**Problem to solve:** Below is a listing; copy all of it exactly.
● ● ● ●
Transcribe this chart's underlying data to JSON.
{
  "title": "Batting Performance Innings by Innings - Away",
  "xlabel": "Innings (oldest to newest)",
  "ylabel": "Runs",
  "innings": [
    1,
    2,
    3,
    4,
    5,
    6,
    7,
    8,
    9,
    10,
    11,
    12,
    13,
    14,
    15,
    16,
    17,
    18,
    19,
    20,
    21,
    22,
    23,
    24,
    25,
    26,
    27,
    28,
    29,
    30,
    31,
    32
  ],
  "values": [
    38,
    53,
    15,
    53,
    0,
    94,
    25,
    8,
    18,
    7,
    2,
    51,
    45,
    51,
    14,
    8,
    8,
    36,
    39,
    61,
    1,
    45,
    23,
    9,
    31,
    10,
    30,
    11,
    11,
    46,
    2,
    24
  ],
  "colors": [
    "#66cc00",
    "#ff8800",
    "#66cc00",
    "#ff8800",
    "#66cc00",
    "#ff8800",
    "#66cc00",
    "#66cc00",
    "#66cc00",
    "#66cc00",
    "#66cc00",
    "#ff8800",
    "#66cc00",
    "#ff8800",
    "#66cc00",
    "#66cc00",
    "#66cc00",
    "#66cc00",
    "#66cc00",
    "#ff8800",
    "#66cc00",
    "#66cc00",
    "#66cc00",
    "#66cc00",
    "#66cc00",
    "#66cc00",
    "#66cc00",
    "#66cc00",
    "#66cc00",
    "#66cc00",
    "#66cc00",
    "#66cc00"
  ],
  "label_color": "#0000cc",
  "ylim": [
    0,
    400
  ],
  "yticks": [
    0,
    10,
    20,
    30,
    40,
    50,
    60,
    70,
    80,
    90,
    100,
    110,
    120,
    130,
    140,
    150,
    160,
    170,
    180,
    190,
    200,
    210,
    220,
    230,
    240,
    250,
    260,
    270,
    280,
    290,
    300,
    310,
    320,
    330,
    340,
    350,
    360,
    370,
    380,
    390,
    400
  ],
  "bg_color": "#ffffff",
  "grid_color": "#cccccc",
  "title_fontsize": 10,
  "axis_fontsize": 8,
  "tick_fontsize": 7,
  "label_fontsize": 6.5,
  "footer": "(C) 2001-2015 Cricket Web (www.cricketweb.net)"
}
● ● ● ●
**Answer to the exercise:**
Transcribe this chart's underlying data to JSON.
{
  "title": "Batting Performance Innings by Innings - Away",
  "xlabel": "Innings (oldest to newest)",
  "ylabel": "Runs",
  "innings": [
    1,
    2,
    3,
    4,
    5,
    6,
    7,
    8,
    9,
    10,
    11,
    12,
    13,
    14,
    15,
    16,
    17,
    18,
    19,
    20,
    21,
    22,
    23,
    24,
    25,
    26,
    27,
    28,
    29,
    30,
    31,
    32
  ],
  "values": [
    38,
    53,
    15,
    53,
    0,
    94,
    25,
    8,
    18,
    7,
    2,
    51,
    45,
    51,
    14,
    8,
    8,
    36,
    39,
    61,
    1,
    45,
    23,
    9,
    31,
    10,
    30,
    11,
    11,
    46,
    2,
    24
  ],
  "colors": [
    "#66cc00",
    "#ff8800",
    "#66cc00",
    "#ff8800",
    "#66cc00",
    "#ff8800",
    "#66cc00",
    "#66cc00",
    "#66cc00",
    "#66cc00",
    "#66cc00",
    "#ff8800",
    "#66cc00",
    "#ff8800",
    "#66cc00",
    "#66cc00",
    "#66cc00",
    "#66cc00",
    "#66cc00",
    "#ff8800",
    "#66cc00",
    "#66cc00",
    "#66cc00",
    "#66cc00",
    "#66cc00",
    "#66cc00",
    "#66cc00",
    "#66cc00",
    "#66cc00",
    "#66cc00",
    "#66cc00",
    "#66cc00"
  ],
  "label_color": "#0000cc",
  "ylim": [
    0,
    400
  ],
  "yticks": [
    0,
    10,
    20,
    30,
    40,
    50,
    60,
    70,
    80,
    90,
    100,
    110,
    120,
    130,
    140,
    150,
    160,
    170,
    180,
    190,
    200,
    210,
    220,
    230,
    240,
    250,
    260,
    270,
    280,
    290,
    300,
    310,
    320,
    330,
    340,
    350,
    360,
    370,
    380,
    390,
    400
  ],
  "bg_color": "#ffffff",
  "grid_color": "#cccccc",
  "title_fontsize": 10,
  "axis_fontsize": 8,
  "tick_fontsize": 7,
  "label_fontsize": 6.5,
  "footer": "(C) 2001-2015 Cricket Web (www.cricketweb.net)"
}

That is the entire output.